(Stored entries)
● ● ● ●
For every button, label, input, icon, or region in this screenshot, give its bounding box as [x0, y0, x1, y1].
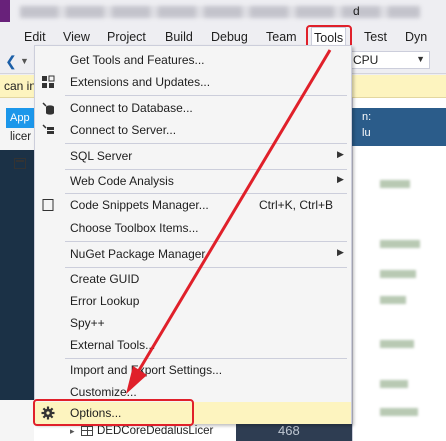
menu-item-code-snippets[interactable]: Code Snippets Manager... Ctrl+K, Ctrl+B: [35, 194, 351, 216]
tools-dropdown-menu: Get Tools and Features... Extensions and…: [34, 45, 352, 424]
menu-item-label: Customize...: [70, 385, 137, 399]
menu-item-label: SQL Server: [70, 149, 133, 163]
left-panel-dark-area: [0, 150, 34, 400]
menu-item-label: Web Code Analysis: [70, 174, 174, 188]
menu-item-connect-server[interactable]: Connect to Server...: [35, 119, 351, 141]
menu-dynamics[interactable]: Dyn: [403, 26, 429, 48]
blurred-code-line: [380, 240, 420, 248]
menu-test[interactable]: Test: [362, 26, 389, 48]
table-icon: [81, 426, 93, 436]
menu-item-error-lookup[interactable]: Error Lookup: [35, 290, 351, 312]
menu-item-sql-server[interactable]: SQL Server ▶: [35, 145, 351, 167]
submenu-arrow-icon: ▶: [337, 247, 344, 257]
panel-search-text[interactable]: licer: [10, 131, 31, 143]
menu-item-label: NuGet Package Manager: [70, 247, 206, 261]
menu-item-connect-database[interactable]: Connect to Database...: [35, 97, 351, 119]
expand-arrow-icon[interactable]: ▸: [70, 426, 75, 437]
blurred-code-line: [380, 270, 416, 278]
editor-header-text: n:: [362, 111, 372, 123]
blurred-code-line: [380, 296, 406, 304]
menu-item-spy[interactable]: Spy++: [35, 312, 351, 334]
submenu-arrow-icon: ▶: [337, 149, 344, 159]
menu-item-import-export[interactable]: Import and Export Settings...: [35, 359, 351, 381]
menu-item-label: Get Tools and Features...: [70, 53, 205, 67]
menu-item-extensions[interactable]: Extensions and Updates...: [35, 71, 351, 93]
snippet-icon: [42, 199, 54, 211]
menu-item-nuget[interactable]: NuGet Package Manager ▶: [35, 243, 351, 265]
info-bar-text: can in: [4, 79, 37, 93]
chevron-down-icon[interactable]: ▼: [20, 52, 29, 70]
menu-item-web-code-analysis[interactable]: Web Code Analysis ▶: [35, 170, 351, 192]
menu-item-create-guid[interactable]: Create GUID: [35, 268, 351, 290]
menu-item-label: Connect to Server...: [70, 123, 177, 137]
menu-separator: [65, 95, 347, 96]
blurred-code-line: [380, 180, 410, 188]
blurred-code-line: [380, 380, 408, 388]
menu-item-label: Extensions and Updates...: [70, 75, 211, 89]
menu-item-label: Code Snippets Manager...: [70, 198, 209, 212]
line-number: 468: [278, 423, 300, 438]
menu-item-label: Create GUID: [70, 272, 140, 286]
panel-tab[interactable]: App: [6, 108, 34, 128]
platform-dropdown[interactable]: CPU ▼: [346, 51, 430, 69]
window-title-blurred: [20, 6, 420, 18]
window-icon[interactable]: [14, 158, 26, 169]
menu-item-get-tools[interactable]: Get Tools and Features...: [35, 49, 351, 71]
visual-studio-logo-icon: [0, 0, 10, 22]
title-bar: [0, 0, 446, 26]
menu-item-label: Import and Export Settings...: [70, 363, 223, 377]
menu-item-choose-toolbox[interactable]: Choose Toolbox Items...: [35, 217, 351, 239]
extensions-icon: [42, 75, 55, 88]
menu-item-external-tools[interactable]: External Tools...: [35, 334, 351, 356]
info-bar-text-right: d: [353, 4, 360, 18]
blurred-code-line: [380, 340, 414, 348]
menu-separator: [65, 143, 347, 144]
menu-separator: [65, 241, 347, 242]
options-callout-box: [33, 399, 194, 426]
blurred-code-line: [380, 408, 418, 416]
menu-item-label: Choose Toolbox Items...: [70, 221, 199, 235]
submenu-arrow-icon: ▶: [337, 174, 344, 184]
server-icon: [42, 124, 54, 134]
navigate-back-icon[interactable]: ❮: [2, 52, 20, 70]
menu-item-label: Error Lookup: [70, 294, 140, 308]
menu-item-label: External Tools...: [70, 338, 156, 352]
chevron-down-icon: ▼: [416, 54, 425, 64]
editor-header-text-2: lu: [362, 127, 371, 139]
platform-value: CPU: [353, 53, 379, 67]
menu-item-label: Spy++: [70, 316, 105, 330]
menu-item-label: Connect to Database...: [70, 101, 193, 115]
tree-item-label[interactable]: DEDCoreDedalusLicer: [97, 425, 213, 437]
database-icon: [42, 102, 54, 115]
menu-item-shortcut: Ctrl+K, Ctrl+B: [259, 198, 334, 212]
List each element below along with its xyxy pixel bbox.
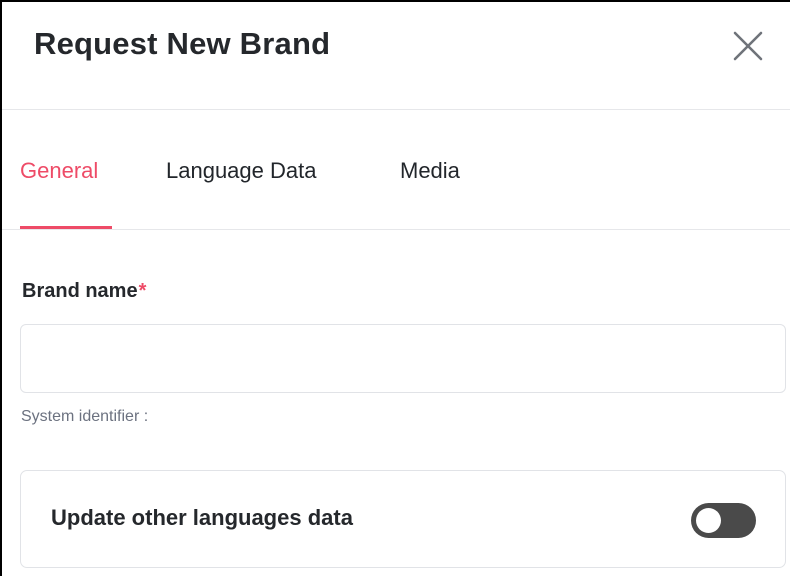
- tab-language-data[interactable]: Language Data: [166, 158, 316, 184]
- update-languages-label: Update other languages data: [51, 505, 353, 530]
- brand-name-input[interactable]: [20, 324, 786, 393]
- update-languages-toggle[interactable]: [691, 503, 756, 538]
- system-identifier-text: System identifier :: [21, 408, 149, 425]
- close-icon[interactable]: [724, 22, 772, 70]
- brand-name-label: Brand name*: [22, 280, 146, 303]
- tab-general[interactable]: General: [20, 158, 98, 184]
- modal-title: Request New Brand: [34, 26, 331, 61]
- active-tab-indicator: [20, 226, 112, 229]
- tab-media[interactable]: Media: [400, 158, 460, 184]
- modal-header: Request New Brand: [2, 2, 790, 110]
- update-languages-card: Update other languages data: [20, 470, 786, 568]
- required-asterisk: *: [138, 280, 147, 302]
- request-brand-modal: Request New Brand General Language Data …: [0, 0, 790, 576]
- tab-bar: General Language Data Media: [2, 110, 790, 230]
- brand-name-label-text: Brand name: [22, 280, 138, 302]
- toggle-knob: [696, 508, 721, 533]
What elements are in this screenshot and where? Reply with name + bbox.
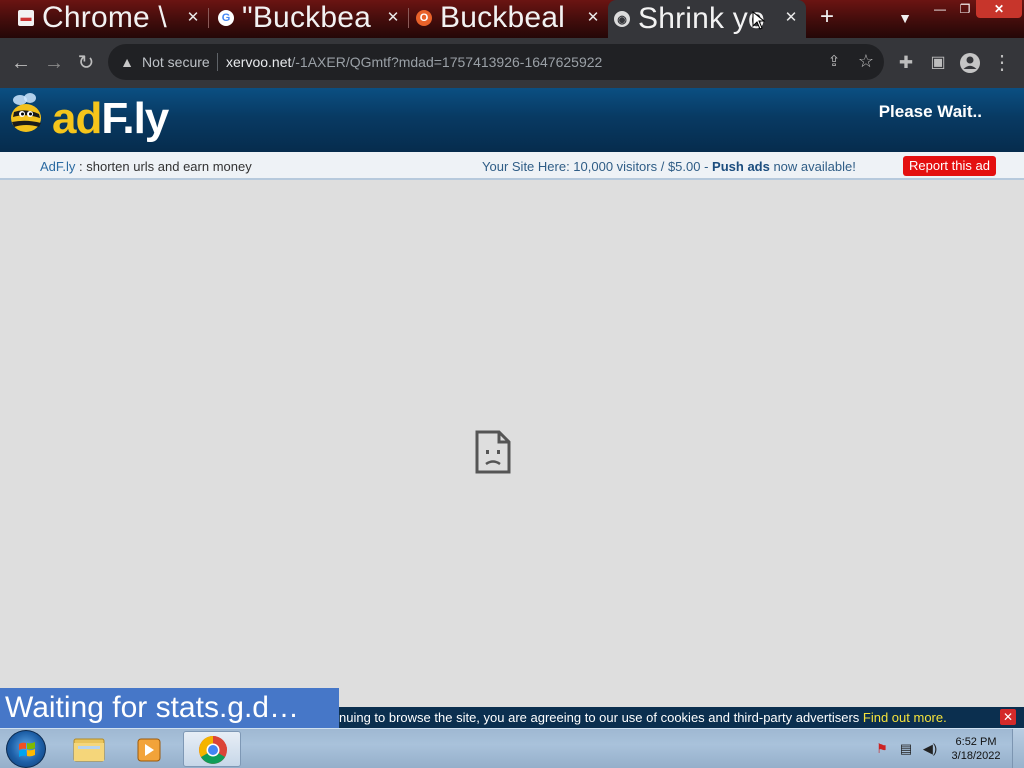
tab-title: "Buckbea [242, 1, 371, 34]
tab-chrome[interactable]: ▬ Chrome \ ✕ [12, 0, 208, 36]
tab-strip: ▬ Chrome \ ✕ G "Buckbea ✕ O Buckbeal ✕ ◉… [0, 0, 1024, 38]
tab-separator [208, 8, 209, 28]
chrome-web-store-icon: ▬ [18, 10, 34, 26]
adfly-logo[interactable]: adF.ly [8, 90, 169, 148]
address-bar[interactable]: ▲ Not secure xervoo.net/-1AXER/QGmtf?mda… [108, 44, 884, 80]
tagline: AdF.ly : shorten urls and earn money [40, 159, 252, 174]
bee-icon [11, 93, 41, 132]
clock-time: 6:52 PM [955, 736, 997, 748]
media-player-icon [137, 738, 161, 762]
logo-ad: ad [52, 94, 102, 143]
tab-close-icon[interactable]: ✕ [384, 9, 402, 27]
omnibox-divider [217, 53, 218, 71]
tab-search-icon[interactable]: ▼ [893, 6, 917, 30]
please-wait-text: Please Wait.. [878, 102, 982, 121]
clock-date: 3/18/2022 [951, 750, 1001, 762]
url-host: xervoo.net [226, 54, 292, 70]
logo-f: F [101, 94, 123, 143]
windows-logo-icon [19, 742, 35, 757]
system-clock[interactable]: 6:52 PM 3/18/2022 [950, 735, 1002, 763]
google-icon: G [218, 10, 234, 26]
report-ad-button[interactable]: Report this ad [903, 156, 996, 176]
restore-icon[interactable]: ❐ [953, 0, 977, 18]
reload-icon[interactable]: ↻ [73, 50, 99, 76]
tab-buckbeak-google[interactable]: G "Buckbea ✕ [212, 0, 408, 36]
browser-toolbar: ← → ↻ ▲ Not secure xervoo.net/-1AXER/QGm… [0, 38, 1024, 88]
taskbar-explorer[interactable] [60, 731, 118, 767]
sad-page-icon [475, 430, 511, 474]
cookie-message: nuing to browse the site, you are agreei… [339, 710, 863, 725]
windows-taskbar: ⚑ ▤ ◀) 6:52 PM 3/18/2022 [0, 728, 1024, 768]
status-bubble: Waiting for stats.g.d… [0, 688, 339, 728]
tab-shrink-active[interactable]: ◉ Shrink yo ✕ [608, 0, 806, 38]
tab-title: Shrink yo [638, 2, 765, 35]
ad-frame-content [0, 180, 1024, 708]
advertise-link[interactable]: Your Site Here: 10,000 visitors / $5.00 … [482, 159, 856, 174]
tab-close-icon[interactable]: ✕ [584, 9, 602, 27]
window-close-icon[interactable]: ✕ [976, 0, 1022, 18]
side-panel-icon[interactable]: ▣ [925, 50, 951, 76]
network-icon[interactable]: ▤ [898, 741, 914, 757]
tab-close-icon[interactable]: ✕ [782, 9, 800, 27]
profile-avatar-icon[interactable] [957, 50, 983, 76]
start-button[interactable] [6, 730, 46, 768]
adfly-brand-link[interactable]: AdF.ly [40, 159, 75, 174]
bookmark-star-icon[interactable]: ☆ [856, 51, 876, 71]
forward-icon[interactable]: → [41, 50, 67, 76]
action-center-flag-icon[interactable]: ⚑ [874, 741, 890, 757]
tab-close-icon[interactable]: ✕ [184, 9, 202, 27]
cookie-text: nuing to browse the site, you are agreei… [339, 707, 947, 728]
kebab-menu-icon[interactable]: ⋮ [989, 50, 1015, 76]
minimize-icon[interactable]: — [928, 0, 952, 18]
screen: ▬ Chrome \ ✕ G "Buckbea ✕ O Buckbeal ✕ ◉… [0, 0, 1024, 768]
opera-icon: O [416, 10, 432, 26]
folder-icon [73, 738, 105, 762]
show-desktop-button[interactable] [1012, 729, 1024, 768]
push-ads-link[interactable]: Push ads [712, 159, 770, 174]
new-tab-button[interactable]: + [814, 5, 840, 31]
logo-ly: .ly [122, 94, 169, 143]
adfly-wordmark: adF.ly [52, 94, 169, 144]
taskbar-chrome[interactable] [183, 731, 241, 767]
adfly-info-bar: AdF.ly : shorten urls and earn money You… [0, 152, 1024, 180]
mouse-cursor-icon [752, 11, 766, 30]
advertise-pre: Your Site Here: 10,000 visitors / $5.00 … [482, 159, 713, 174]
find-out-more-link[interactable]: Find out more. [863, 710, 947, 725]
globe-icon: ◉ [614, 11, 630, 27]
warning-icon[interactable]: ▲ [118, 53, 136, 71]
back-icon[interactable]: ← [8, 50, 34, 76]
extensions-puzzle-icon[interactable]: ✚ [893, 50, 919, 76]
url-path: /-1AXER/QGmtf?mdad=1757413926-1647625922 [291, 54, 603, 70]
tagline-text: : shorten urls and earn money [75, 159, 252, 174]
tab-buckbeak[interactable]: O Buckbeal ✕ [410, 0, 608, 36]
tab-separator [408, 8, 409, 28]
tab-title: Chrome \ [42, 1, 167, 34]
share-icon[interactable]: ⇪ [824, 52, 844, 72]
cookie-close-icon[interactable]: ✕ [1000, 709, 1016, 725]
taskbar-media-player[interactable] [120, 731, 178, 767]
advertise-post: now available! [769, 159, 856, 174]
chrome-icon [199, 736, 227, 764]
adfly-header: adF.ly Please Wait.. [0, 88, 1024, 152]
tab-title: Buckbeal [440, 1, 566, 34]
security-label[interactable]: Not secure [142, 54, 210, 70]
url-text[interactable]: xervoo.net/-1AXER/QGmtf?mdad=1757413926-… [226, 54, 602, 70]
volume-icon[interactable]: ◀) [922, 741, 938, 757]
● ● ● ●
__YOUR INSTRUCTIONS__
Return the lines from the one containing "- tab-language-data[interactable]: Language" through the one containing "- tab-bar: General", both included, reproducing each line without any change.

__SOLVED EXERCISE__
- tab-language-data[interactable]: Language Data: [166, 158, 316, 184]
- update-languages-label: Update other languages data: [51, 505, 353, 530]
- brand-name-input[interactable]: [20, 324, 786, 393]
- update-languages-toggle[interactable]: [691, 503, 756, 538]
- system-identifier-text: System identifier :: [21, 408, 149, 425]
- close-icon[interactable]: [724, 22, 772, 70]
- brand-name-label: Brand name*: [22, 280, 146, 303]
- tab-general[interactable]: General: [20, 158, 98, 184]
- modal-title: Request New Brand: [34, 26, 331, 61]
- active-tab-indicator: [20, 226, 112, 229]
- tab-media[interactable]: Media: [400, 158, 460, 184]
- modal-header: Request New Brand: [2, 2, 790, 110]
- update-languages-card: Update other languages data: [20, 470, 786, 568]
- required-asterisk: *: [138, 280, 147, 302]
- request-brand-modal: Request New Brand General Language Data …: [0, 0, 790, 576]
- tab-bar: General Language Data Media: [2, 110, 790, 230]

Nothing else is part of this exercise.